** Start RAW RECORDS **
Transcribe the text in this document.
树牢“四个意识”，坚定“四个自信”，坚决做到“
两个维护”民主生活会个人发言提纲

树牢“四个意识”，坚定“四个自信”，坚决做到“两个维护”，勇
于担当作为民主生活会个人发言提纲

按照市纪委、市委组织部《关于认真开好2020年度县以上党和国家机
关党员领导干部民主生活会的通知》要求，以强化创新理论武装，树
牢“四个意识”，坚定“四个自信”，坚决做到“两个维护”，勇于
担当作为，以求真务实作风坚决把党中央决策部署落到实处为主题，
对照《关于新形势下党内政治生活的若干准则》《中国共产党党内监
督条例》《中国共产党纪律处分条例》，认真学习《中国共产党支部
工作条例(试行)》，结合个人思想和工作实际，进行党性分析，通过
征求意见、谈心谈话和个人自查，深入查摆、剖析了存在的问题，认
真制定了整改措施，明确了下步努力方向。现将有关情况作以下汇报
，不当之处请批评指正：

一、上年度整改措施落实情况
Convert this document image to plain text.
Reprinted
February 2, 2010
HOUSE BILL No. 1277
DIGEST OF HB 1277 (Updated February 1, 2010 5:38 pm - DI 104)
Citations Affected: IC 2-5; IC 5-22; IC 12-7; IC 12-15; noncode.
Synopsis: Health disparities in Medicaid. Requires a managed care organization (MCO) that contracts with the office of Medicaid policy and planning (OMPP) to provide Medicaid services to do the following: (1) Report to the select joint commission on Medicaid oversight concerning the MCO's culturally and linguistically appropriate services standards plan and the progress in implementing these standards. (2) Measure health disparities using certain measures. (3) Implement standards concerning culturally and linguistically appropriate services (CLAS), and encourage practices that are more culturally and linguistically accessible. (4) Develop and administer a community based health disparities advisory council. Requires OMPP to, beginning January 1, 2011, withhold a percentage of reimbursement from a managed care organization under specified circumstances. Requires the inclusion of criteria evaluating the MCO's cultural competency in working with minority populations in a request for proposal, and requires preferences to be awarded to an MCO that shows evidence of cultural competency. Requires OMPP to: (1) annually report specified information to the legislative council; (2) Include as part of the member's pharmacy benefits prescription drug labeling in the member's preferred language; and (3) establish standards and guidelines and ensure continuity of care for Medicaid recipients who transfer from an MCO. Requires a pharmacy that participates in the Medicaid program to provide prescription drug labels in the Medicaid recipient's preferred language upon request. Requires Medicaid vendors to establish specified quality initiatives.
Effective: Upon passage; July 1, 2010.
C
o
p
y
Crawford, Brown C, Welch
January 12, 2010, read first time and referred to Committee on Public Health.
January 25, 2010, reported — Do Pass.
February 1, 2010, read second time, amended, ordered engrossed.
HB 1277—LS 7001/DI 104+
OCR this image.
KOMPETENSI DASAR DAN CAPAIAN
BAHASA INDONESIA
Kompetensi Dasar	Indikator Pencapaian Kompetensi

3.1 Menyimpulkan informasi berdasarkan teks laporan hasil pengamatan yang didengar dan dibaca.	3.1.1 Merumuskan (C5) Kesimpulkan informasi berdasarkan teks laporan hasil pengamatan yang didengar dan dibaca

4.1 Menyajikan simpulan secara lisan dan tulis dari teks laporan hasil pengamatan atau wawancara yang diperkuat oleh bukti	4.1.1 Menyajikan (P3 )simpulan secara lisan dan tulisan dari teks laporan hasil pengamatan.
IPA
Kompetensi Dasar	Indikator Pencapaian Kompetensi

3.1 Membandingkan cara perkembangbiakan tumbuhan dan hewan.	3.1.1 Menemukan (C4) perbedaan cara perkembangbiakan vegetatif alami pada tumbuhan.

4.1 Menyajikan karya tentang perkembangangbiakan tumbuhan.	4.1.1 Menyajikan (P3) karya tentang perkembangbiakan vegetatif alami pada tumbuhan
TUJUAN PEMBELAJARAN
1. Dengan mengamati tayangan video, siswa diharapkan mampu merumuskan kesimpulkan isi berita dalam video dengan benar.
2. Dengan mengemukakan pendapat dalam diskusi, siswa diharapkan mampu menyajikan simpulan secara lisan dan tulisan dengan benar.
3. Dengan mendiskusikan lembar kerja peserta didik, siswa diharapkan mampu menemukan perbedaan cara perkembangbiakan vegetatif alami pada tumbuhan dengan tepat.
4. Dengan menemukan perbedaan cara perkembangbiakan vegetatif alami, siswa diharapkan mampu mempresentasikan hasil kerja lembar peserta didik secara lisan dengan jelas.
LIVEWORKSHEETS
** End RAW RECORDS **
### THE REQUEST
Each line of the material should be duplicated exactly, please.

### RESULT OF THIS TASK
Transcribe the text in this document.
树牢“四个意识”，坚定“四个自信”，坚决做到“
两个维护”民主生活会个人发言提纲

树牢“四个意识”，坚定“四个自信”，坚决做到“两个维护”，勇
于担当作为民主生活会个人发言提纲

按照市纪委、市委组织部《关于认真开好2020年度县以上党和国家机
关党员领导干部民主生活会的通知》要求，以强化创新理论武装，树
牢“四个意识”，坚定“四个自信”，坚决做到“两个维护”，勇于
担当作为，以求真务实作风坚决把党中央决策部署落到实处为主题，
对照《关于新形势下党内政治生活的若干准则》《中国共产党党内监
督条例》《中国共产党纪律处分条例》，认真学习《中国共产党支部
工作条例(试行)》，结合个人思想和工作实际，进行党性分析，通过
征求意见、谈心谈话和个人自查，深入查摆、剖析了存在的问题，认
真制定了整改措施，明确了下步努力方向。现将有关情况作以下汇报
，不当之处请批评指正：

一、上年度整改措施落实情况
Convert this document image to plain text.
Reprinted
February 2, 2010
HOUSE BILL No. 1277
DIGEST OF HB 1277 (Updated February 1, 2010 5:38 pm - DI 104)
Citations Affected: IC 2-5; IC 5-22; IC 12-7; IC 12-15; noncode.
Synopsis: Health disparities in Medicaid. Requires a managed care organization (MCO) that contracts with the office of Medicaid policy and planning (OMPP) to provide Medicaid services to do the following: (1) Report to the select joint commission on Medicaid oversight concerning the MCO's culturally and linguistically appropriate services standards plan and the progress in implementing these standards. (2) Measure health disparities using certain measures. (3) Implement standards concerning culturally and linguistically appropriate services (CLAS), and encourage practices that are more culturally and linguistically accessible. (4) Develop and administer a community based health disparities advisory council. Requires OMPP to, beginning January 1, 2011, withhold a percentage of reimbursement from a managed care organization under specified circumstances. Requires the inclusion of criteria evaluating the MCO's cultural competency in working with minority populations in a request for proposal, and requires preferences to be awarded to an MCO that shows evidence of cultural competency. Requires OMPP to: (1) annually report specified information to the legislative council; (2) Include as part of the member's pharmacy benefits prescription drug labeling in the member's preferred language; and (3) establish standards and guidelines and ensure continuity of care for Medicaid recipients who transfer from an MCO. Requires a pharmacy that participates in the Medicaid program to provide prescription drug labels in the Medicaid recipient's preferred language upon request. Requires Medicaid vendors to establish specified quality initiatives.
Effective: Upon passage; July 1, 2010.
C
o
p
y
Crawford, Brown C, Welch
January 12, 2010, read first time and referred to Committee on Public Health.
January 25, 2010, reported — Do Pass.
February 1, 2010, read second time, amended, ordered engrossed.
HB 1277—LS 7001/DI 104+
OCR this image.
KOMPETENSI DASAR DAN CAPAIAN
BAHASA INDONESIA
Kompetensi Dasar	Indikator Pencapaian Kompetensi

3.1 Menyimpulkan informasi berdasarkan teks laporan hasil pengamatan yang didengar dan dibaca.	3.1.1 Merumuskan (C5) Kesimpulkan informasi berdasarkan teks laporan hasil pengamatan yang didengar dan dibaca

4.1 Menyajikan simpulan secara lisan dan tulis dari teks laporan hasil pengamatan atau wawancara yang diperkuat oleh bukti	4.1.1 Menyajikan (P3 )simpulan secara lisan dan tulisan dari teks laporan hasil pengamatan.
IPA
Kompetensi Dasar	Indikator Pencapaian Kompetensi

3.1 Membandingkan cara perkembangbiakan tumbuhan dan hewan.	3.1.1 Menemukan (C4) perbedaan cara perkembangbiakan vegetatif alami pada tumbuhan.

4.1 Menyajikan karya tentang perkembangangbiakan tumbuhan.	4.1.1 Menyajikan (P3) karya tentang perkembangbiakan vegetatif alami pada tumbuhan
TUJUAN PEMBELAJARAN
1. Dengan mengamati tayangan video, siswa diharapkan mampu merumuskan kesimpulkan isi berita dalam video dengan benar.
2. Dengan mengemukakan pendapat dalam diskusi, siswa diharapkan mampu menyajikan simpulan secara lisan dan tulisan dengan benar.
3. Dengan mendiskusikan lembar kerja peserta didik, siswa diharapkan mampu menemukan perbedaan cara perkembangbiakan vegetatif alami pada tumbuhan dengan tepat.
4. Dengan menemukan perbedaan cara perkembangbiakan vegetatif alami, siswa diharapkan mampu mempresentasikan hasil kerja lembar peserta didik secara lisan dengan jelas.
LIVEWORKSHEETS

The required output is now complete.